In the copy, include every entry exactly but none of the pictures.

____________

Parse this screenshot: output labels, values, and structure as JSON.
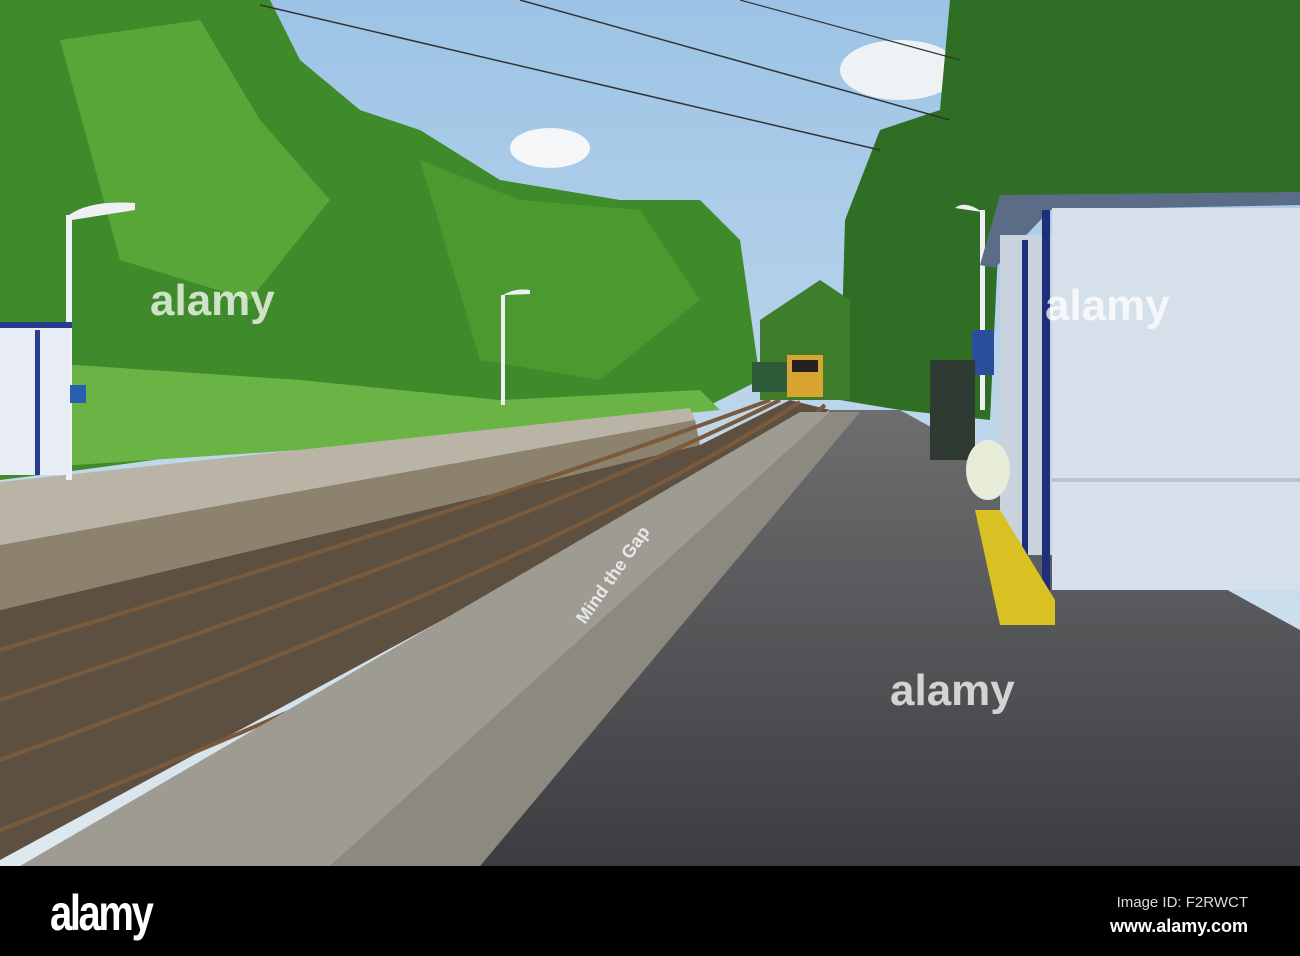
{
  "photo": {
    "watermarks": [
      "alamy",
      "alamy",
      "alamy"
    ],
    "platform_text": "Mind the Gap"
  },
  "footer": {
    "logo": "alamy",
    "image_id": "Image ID: F2RWCT",
    "url": "www.alamy.com"
  }
}
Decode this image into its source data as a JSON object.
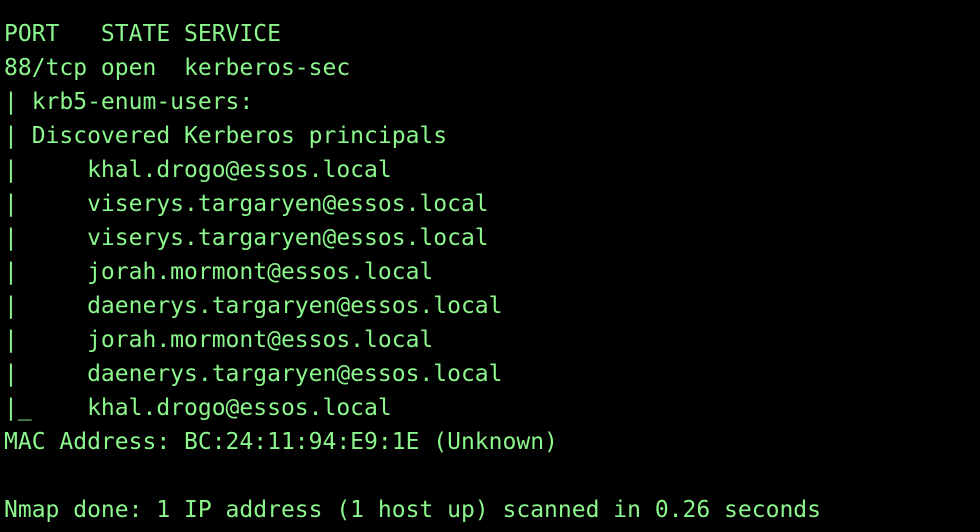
{
  "terminal": {
    "text_color": "#8cf78c",
    "background_color": "#000000",
    "lines": [
      "PORT   STATE SERVICE",
      "88/tcp open  kerberos-sec",
      "| krb5-enum-users:",
      "| Discovered Kerberos principals",
      "|     khal.drogo@essos.local",
      "|     viserys.targaryen@essos.local",
      "|     viserys.targaryen@essos.local",
      "|     jorah.mormont@essos.local",
      "|     daenerys.targaryen@essos.local",
      "|     jorah.mormont@essos.local",
      "|     daenerys.targaryen@essos.local",
      "|_    khal.drogo@essos.local",
      "MAC Address: BC:24:11:94:E9:1E (Unknown)",
      "",
      "Nmap done: 1 IP address (1 host up) scanned in 0.26 seconds"
    ]
  }
}
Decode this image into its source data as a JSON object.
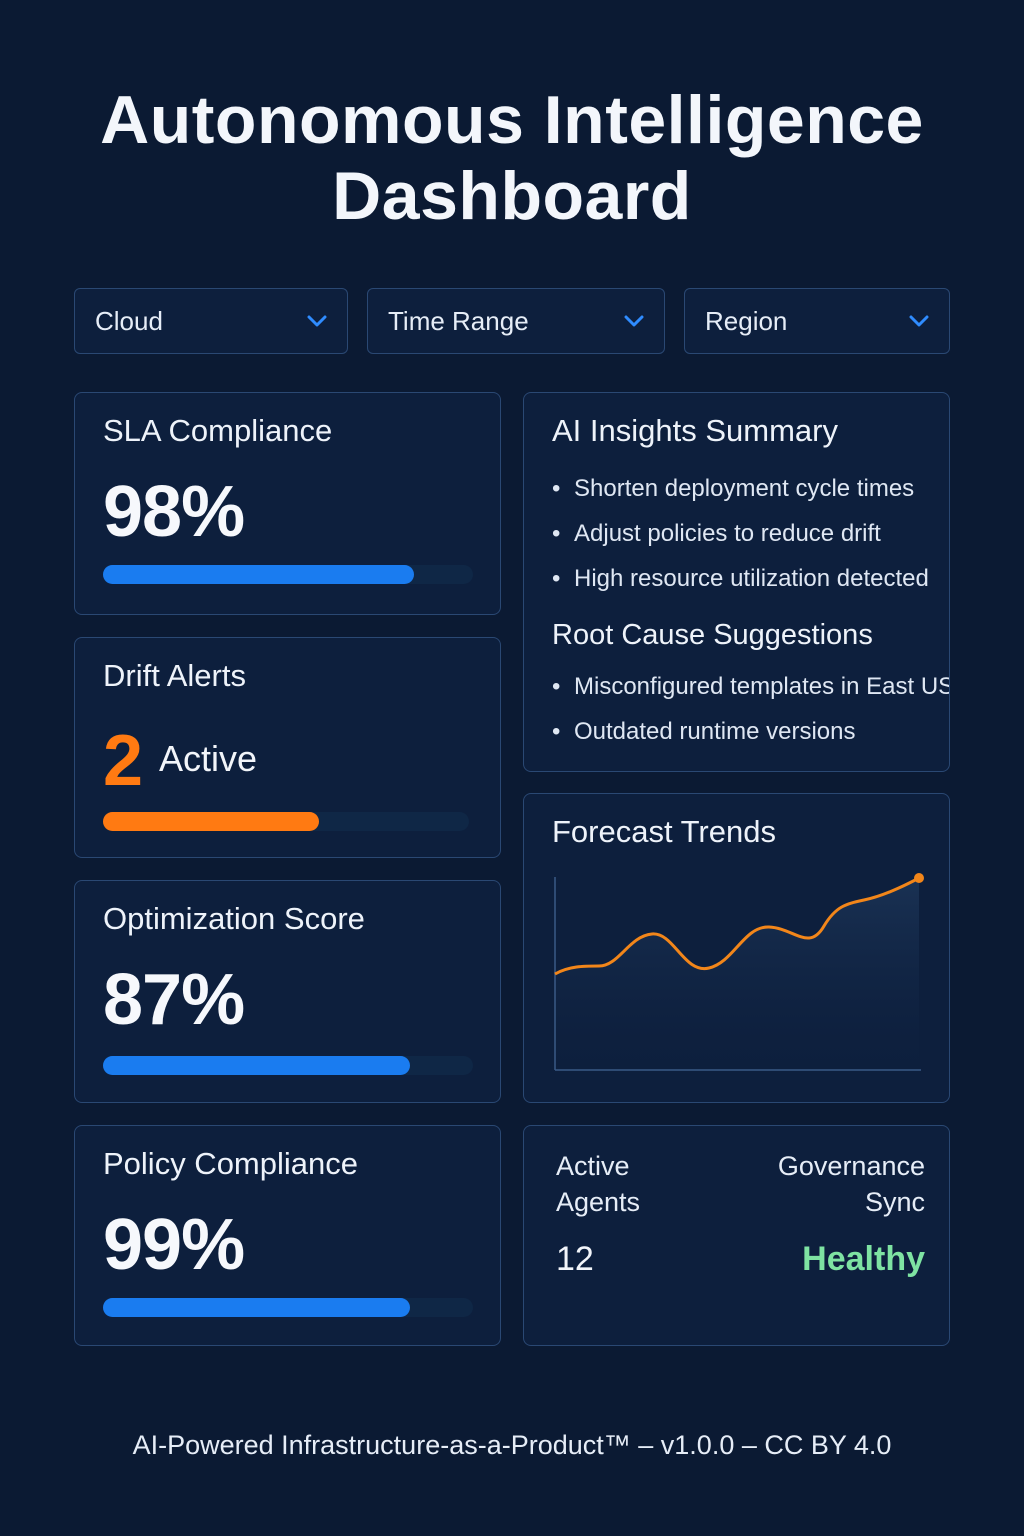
{
  "header": {
    "title_line1": "Autonomous Intelligence",
    "title_line2": "Dashboard"
  },
  "filters": [
    {
      "label": "Cloud",
      "icon": "chevron-down-icon"
    },
    {
      "label": "Time Range",
      "icon": "chevron-down-icon"
    },
    {
      "label": "Region",
      "icon": "chevron-down-icon"
    }
  ],
  "metrics": {
    "sla": {
      "title": "SLA Compliance",
      "value": "98%",
      "progress": 0.84
    },
    "drift": {
      "title": "Drift Alerts",
      "count": "2",
      "status": "Active",
      "progress": 0.59
    },
    "optimization": {
      "title": "Optimization Score",
      "value": "87%",
      "progress": 0.83
    },
    "policy": {
      "title": "Policy Compliance",
      "value": "99%",
      "progress": 0.83
    }
  },
  "insights": {
    "title": "AI Insights Summary",
    "items": [
      "Shorten deployment cycle times",
      "Adjust policies to reduce drift",
      "High resource utilization detected"
    ],
    "root_title": "Root Cause Suggestions",
    "root_items": [
      "Misconfigured templates in East US",
      "Outdated runtime versions"
    ]
  },
  "forecast": {
    "title": "Forecast Trends"
  },
  "status": {
    "agents_label_line1": "Active",
    "agents_label_line2": "Agents",
    "agents_value": "12",
    "gov_label_line1": "Governance",
    "gov_label_line2": "Sync",
    "gov_value": "Healthy"
  },
  "footer": {
    "text": "AI-Powered Infrastructure-as-a-Product™ – v1.0.0 – CC BY 4.0"
  },
  "colors": {
    "background": "#0b1a33",
    "card": "#0d1f3d",
    "border": "#2a4873",
    "accent_blue": "#1a7cf0",
    "accent_orange": "#ff7a12",
    "healthy_green": "#7ee3a2"
  }
}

____________

- [ANSWER]
Parse this screenshot: output labels, values, and structure as JSON.
{
  "photo": {
    "watermarks": [
      "alamy",
      "alamy",
      "alamy"
    ],
    "platform_text": "Mind the Gap"
  },
  "footer": {
    "logo": "alamy",
    "image_id": "Image ID: F2RWCT",
    "url": "www.alamy.com"
  }
}
Decode this image into its source data as a JSON object.
{
  "terminal": {
    "text_color": "#8cf78c",
    "background_color": "#000000",
    "lines": [
      "PORT   STATE SERVICE",
      "88/tcp open  kerberos-sec",
      "| krb5-enum-users:",
      "| Discovered Kerberos principals",
      "|     khal.drogo@essos.local",
      "|     viserys.targaryen@essos.local",
      "|     viserys.targaryen@essos.local",
      "|     jorah.mormont@essos.local",
      "|     daenerys.targaryen@essos.local",
      "|     jorah.mormont@essos.local",
      "|     daenerys.targaryen@essos.local",
      "|_    khal.drogo@essos.local",
      "MAC Address: BC:24:11:94:E9:1E (Unknown)",
      "",
      "Nmap done: 1 IP address (1 host up) scanned in 0.26 seconds"
    ]
  }
}
Decode this image into its source data as a JSON object.
{
  "header": {
    "title_line1": "Autonomous Intelligence",
    "title_line2": "Dashboard"
  },
  "filters": [
    {
      "label": "Cloud",
      "icon": "chevron-down-icon"
    },
    {
      "label": "Time Range",
      "icon": "chevron-down-icon"
    },
    {
      "label": "Region",
      "icon": "chevron-down-icon"
    }
  ],
  "metrics": {
    "sla": {
      "title": "SLA Compliance",
      "value": "98%",
      "progress": 0.84
    },
    "drift": {
      "title": "Drift Alerts",
      "count": "2",
      "status": "Active",
      "progress": 0.59
    },
    "optimization": {
      "title": "Optimization Score",
      "value": "87%",
      "progress": 0.83
    },
    "policy": {
      "title": "Policy Compliance",
      "value": "99%",
      "progress": 0.83
    }
  },
  "insights": {
    "title": "AI Insights Summary",
    "items": [
      "Shorten deployment cycle times",
      "Adjust policies to reduce drift",
      "High resource utilization detected"
    ],
    "root_title": "Root Cause Suggestions",
    "root_items": [
      "Misconfigured templates in East US",
      "Outdated runtime versions"
    ]
  },
  "forecast": {
    "title": "Forecast Trends"
  },
  "status": {
    "agents_label_line1": "Active",
    "agents_label_line2": "Agents",
    "agents_value": "12",
    "gov_label_line1": "Governance",
    "gov_label_line2": "Sync",
    "gov_value": "Healthy"
  },
  "footer": {
    "text": "AI-Powered Infrastructure-as-a-Product™ – v1.0.0 – CC BY 4.0"
  },
  "colors": {
    "background": "#0b1a33",
    "card": "#0d1f3d",
    "border": "#2a4873",
    "accent_blue": "#1a7cf0",
    "accent_orange": "#ff7a12",
    "healthy_green": "#7ee3a2"
  }
}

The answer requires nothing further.